# Aim of the exercise
Can you write out the whole listing exactly?
-- Start of Records provided --
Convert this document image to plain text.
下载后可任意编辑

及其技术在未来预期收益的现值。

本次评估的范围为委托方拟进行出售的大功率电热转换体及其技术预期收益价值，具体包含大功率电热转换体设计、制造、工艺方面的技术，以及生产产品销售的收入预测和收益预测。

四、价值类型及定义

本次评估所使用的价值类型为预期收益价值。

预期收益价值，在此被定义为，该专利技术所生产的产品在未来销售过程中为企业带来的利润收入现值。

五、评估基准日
-- End of Records provided --
# Response to this task
Convert this document image to plain text.
下载后可任意编辑

及其技术在未来预期收益的现值。

本次评估的范围为委托方拟进行出售的大功率电热转换体及其技术预期收益价值，具体包含大功率电热转换体设计、制造、工艺方面的技术，以及生产产品销售的收入预测和收益预测。

四、价值类型及定义

本次评估所使用的价值类型为预期收益价值。

预期收益价值，在此被定义为，该专利技术所生产的产品在未来销售过程中为企业带来的利润收入现值。

五、评估基准日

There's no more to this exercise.